## Instruction 1
Swap "issuances" for "offerings" in the registration statement excerpt, and give the passage between "These fees are" and "Directors and Officers.", inclusive.

* Begin Text *

INFORMATION NOT REQUIRED IN PROSPECTUS

 


Item 14.

Other Expenses of Issuance and Distribution.

 

The following table sets forth the estimated fees and expenses in connection with the shelf registration of the securities registered under this registration statement, other than any underwriting discounts and commissions. The actual amounts of such fees and expenses will be determined from time to time. All amounts shown are estimates except for the Securities and Exchange Commission (the “SEC”) registration fee.

 

SEC registration fee

 

$

6,225

 

FINRA fee

 

 

8,000

 

Legal fees and expenses

 

 

(1)

 

Accounting fees and expenses

 

 

(1)

 

Transfer agent and registrar fees and expenses

 

 

(1)

 

Printing and engraving expenses

 

 

(1)

 

Miscellaneous

 

 

(1)

 

 

 

 

 

 

Total

 

$

(1)

 

———————

(1)

These fees are calculated based on the securities offered and the number of issuances and accordingly cannot be estimated at this time.  

 

Item 15.   

Indemnification of Directors and Officers.

Subsection (a) of Section 145 of the General Corporation Law of the State of Delaware, or the DGCL, empowers a corporation to indemnify any person who was or is a party or who is threatened to be made a party to any threatened, pending or completed action, suit or proceeding, whether civil, criminal, administrative or investigative (other than an action by or in the right of the corporation) by reason of the fact that the person is or was a director, officer, employee or agent of the corporation, or is or was serving at the request of the corporation as a director, officer, employee or agent of another corporation, partnership, joint venture, trust or other enterprise, against expenses (including attorneys’ fees), judgments, fines and amounts paid in settlement actually and reasonably incurred by the person in connection with such action, suit or proceeding if the person acted in good faith and in a manner the person reasonably believed to be in or not opposed to the best interests of the corporation, and, with respect to any criminal action or proceeding, had no reasonable cause to believe the person’s conduct was unlawful.

* End Text *
* Begin Data provided *

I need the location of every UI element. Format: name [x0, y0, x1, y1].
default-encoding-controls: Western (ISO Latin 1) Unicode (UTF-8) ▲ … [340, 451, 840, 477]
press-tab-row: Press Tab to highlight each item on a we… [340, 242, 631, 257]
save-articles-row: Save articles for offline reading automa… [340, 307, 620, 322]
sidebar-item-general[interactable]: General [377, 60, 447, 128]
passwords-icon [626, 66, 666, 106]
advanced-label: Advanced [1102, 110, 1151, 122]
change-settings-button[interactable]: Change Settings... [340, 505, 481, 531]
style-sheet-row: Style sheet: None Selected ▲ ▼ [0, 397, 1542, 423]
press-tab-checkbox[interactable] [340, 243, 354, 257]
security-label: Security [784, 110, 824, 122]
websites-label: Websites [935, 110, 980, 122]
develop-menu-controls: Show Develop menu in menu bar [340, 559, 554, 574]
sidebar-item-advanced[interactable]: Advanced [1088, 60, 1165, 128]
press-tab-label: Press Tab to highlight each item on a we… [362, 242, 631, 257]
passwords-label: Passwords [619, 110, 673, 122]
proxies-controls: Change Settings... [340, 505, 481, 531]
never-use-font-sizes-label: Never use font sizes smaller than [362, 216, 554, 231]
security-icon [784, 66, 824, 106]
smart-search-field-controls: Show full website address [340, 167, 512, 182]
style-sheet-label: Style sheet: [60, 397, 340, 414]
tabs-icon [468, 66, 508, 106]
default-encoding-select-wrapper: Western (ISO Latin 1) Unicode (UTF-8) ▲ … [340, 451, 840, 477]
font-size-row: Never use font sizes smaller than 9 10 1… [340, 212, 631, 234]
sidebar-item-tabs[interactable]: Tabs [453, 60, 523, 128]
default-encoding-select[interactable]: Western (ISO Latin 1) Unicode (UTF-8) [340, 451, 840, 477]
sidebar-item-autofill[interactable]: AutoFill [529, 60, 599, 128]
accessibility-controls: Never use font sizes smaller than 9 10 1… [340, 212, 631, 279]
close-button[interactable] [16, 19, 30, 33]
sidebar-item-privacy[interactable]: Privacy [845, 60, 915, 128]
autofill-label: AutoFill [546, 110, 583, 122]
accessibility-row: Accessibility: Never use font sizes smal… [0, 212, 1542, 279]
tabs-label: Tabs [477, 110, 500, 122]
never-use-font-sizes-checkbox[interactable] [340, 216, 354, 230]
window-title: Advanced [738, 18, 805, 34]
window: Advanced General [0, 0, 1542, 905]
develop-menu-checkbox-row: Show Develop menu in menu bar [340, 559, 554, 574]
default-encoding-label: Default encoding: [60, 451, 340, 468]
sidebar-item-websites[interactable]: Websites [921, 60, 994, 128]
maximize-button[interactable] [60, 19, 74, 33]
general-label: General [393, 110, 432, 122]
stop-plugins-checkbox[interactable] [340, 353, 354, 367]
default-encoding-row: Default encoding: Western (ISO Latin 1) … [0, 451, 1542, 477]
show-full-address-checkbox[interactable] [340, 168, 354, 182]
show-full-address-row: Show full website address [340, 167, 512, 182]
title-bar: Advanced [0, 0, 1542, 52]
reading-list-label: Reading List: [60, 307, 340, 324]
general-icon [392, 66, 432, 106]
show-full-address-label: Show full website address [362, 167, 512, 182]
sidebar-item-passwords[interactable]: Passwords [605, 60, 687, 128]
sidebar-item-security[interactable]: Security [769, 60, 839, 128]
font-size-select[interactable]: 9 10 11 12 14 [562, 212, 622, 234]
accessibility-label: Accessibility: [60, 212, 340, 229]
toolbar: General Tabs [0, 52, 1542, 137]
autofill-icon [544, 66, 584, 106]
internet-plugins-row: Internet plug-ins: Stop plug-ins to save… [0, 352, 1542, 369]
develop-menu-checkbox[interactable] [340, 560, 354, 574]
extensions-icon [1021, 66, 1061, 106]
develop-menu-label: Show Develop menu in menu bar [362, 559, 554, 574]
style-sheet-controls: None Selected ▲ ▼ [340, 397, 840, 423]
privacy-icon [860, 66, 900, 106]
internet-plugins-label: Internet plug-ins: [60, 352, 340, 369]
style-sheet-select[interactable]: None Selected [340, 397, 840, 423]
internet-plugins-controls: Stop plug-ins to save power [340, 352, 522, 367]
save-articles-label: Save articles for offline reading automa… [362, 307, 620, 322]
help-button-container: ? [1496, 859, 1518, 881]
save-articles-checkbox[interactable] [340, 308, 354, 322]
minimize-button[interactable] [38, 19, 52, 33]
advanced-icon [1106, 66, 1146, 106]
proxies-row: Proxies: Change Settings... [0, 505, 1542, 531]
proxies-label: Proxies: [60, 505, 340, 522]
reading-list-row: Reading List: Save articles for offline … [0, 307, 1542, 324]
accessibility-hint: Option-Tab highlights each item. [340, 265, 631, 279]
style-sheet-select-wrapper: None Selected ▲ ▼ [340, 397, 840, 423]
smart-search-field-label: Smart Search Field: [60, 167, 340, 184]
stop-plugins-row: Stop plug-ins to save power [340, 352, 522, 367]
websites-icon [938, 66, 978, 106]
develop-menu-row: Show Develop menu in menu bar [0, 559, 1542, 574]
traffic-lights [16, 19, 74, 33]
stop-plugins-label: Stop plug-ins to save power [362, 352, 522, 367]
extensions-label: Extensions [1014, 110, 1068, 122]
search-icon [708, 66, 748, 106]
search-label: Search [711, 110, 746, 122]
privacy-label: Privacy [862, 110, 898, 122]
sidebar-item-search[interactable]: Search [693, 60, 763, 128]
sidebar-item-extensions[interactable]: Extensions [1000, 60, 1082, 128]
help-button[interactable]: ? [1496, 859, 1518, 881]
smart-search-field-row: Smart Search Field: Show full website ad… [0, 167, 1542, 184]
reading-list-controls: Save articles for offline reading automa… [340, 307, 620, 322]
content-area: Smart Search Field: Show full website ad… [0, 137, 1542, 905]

* End Data provided *

## Instruction 2
Put the records into a numbered list, running from the start of the records through the line holding "default-encoding-select-wrapper: Western (ISO", both ends included, and leave out blank lines.

## Answer 1
These fees are calculated based on the securities offered and the number of offerings and accordingly cannot be estimated at this time.  

 

Item 15.   

Indemnification of Directors and Officers.

## Answer 2
1. I need the location of every UI element. Format: name [x0, y0, x1, y1].
2. default-encoding-controls: Western (ISO Latin 1) Unicode (UTF-8) ▲ … [340, 451, 840, 477]
3. press-tab-row: Press Tab to highlight each item on a we… [340, 242, 631, 257]
4. save-articles-row: Save articles for offline reading automa… [340, 307, 620, 322]
5. sidebar-item-general[interactable]: General [377, 60, 447, 128]
6. passwords-icon [626, 66, 666, 106]
7. advanced-label: Advanced [1102, 110, 1151, 122]
8. change-settings-button[interactable]: Change Settings... [340, 505, 481, 531]
9. style-sheet-row: Style sheet: None Selected ▲ ▼ [0, 397, 1542, 423]
10. press-tab-checkbox[interactable] [340, 243, 354, 257]
11. security-label: Security [784, 110, 824, 122]
12. websites-label: Websites [935, 110, 980, 122]
13. develop-menu-controls: Show Develop menu in menu bar [340, 559, 554, 574]
14. sidebar-item-advanced[interactable]: Advanced [1088, 60, 1165, 128]
15. press-tab-label: Press Tab to highlight each item on a we… [362, 242, 631, 257]
16. passwords-label: Passwords [619, 110, 673, 122]
17. proxies-controls: Change Settings... [340, 505, 481, 531]
18. never-use-font-sizes-label: Never use font sizes smaller than [362, 216, 554, 231]
19. security-icon [784, 66, 824, 106]
20. smart-search-field-controls: Show full website address [340, 167, 512, 182]
21. style-sheet-label: Style sheet: [60, 397, 340, 414]
22. tabs-icon [468, 66, 508, 106]
23. default-encoding-select-wrapper: Western (ISO Latin 1) Unicode (UTF-8) ▲ … [340, 451, 840, 477]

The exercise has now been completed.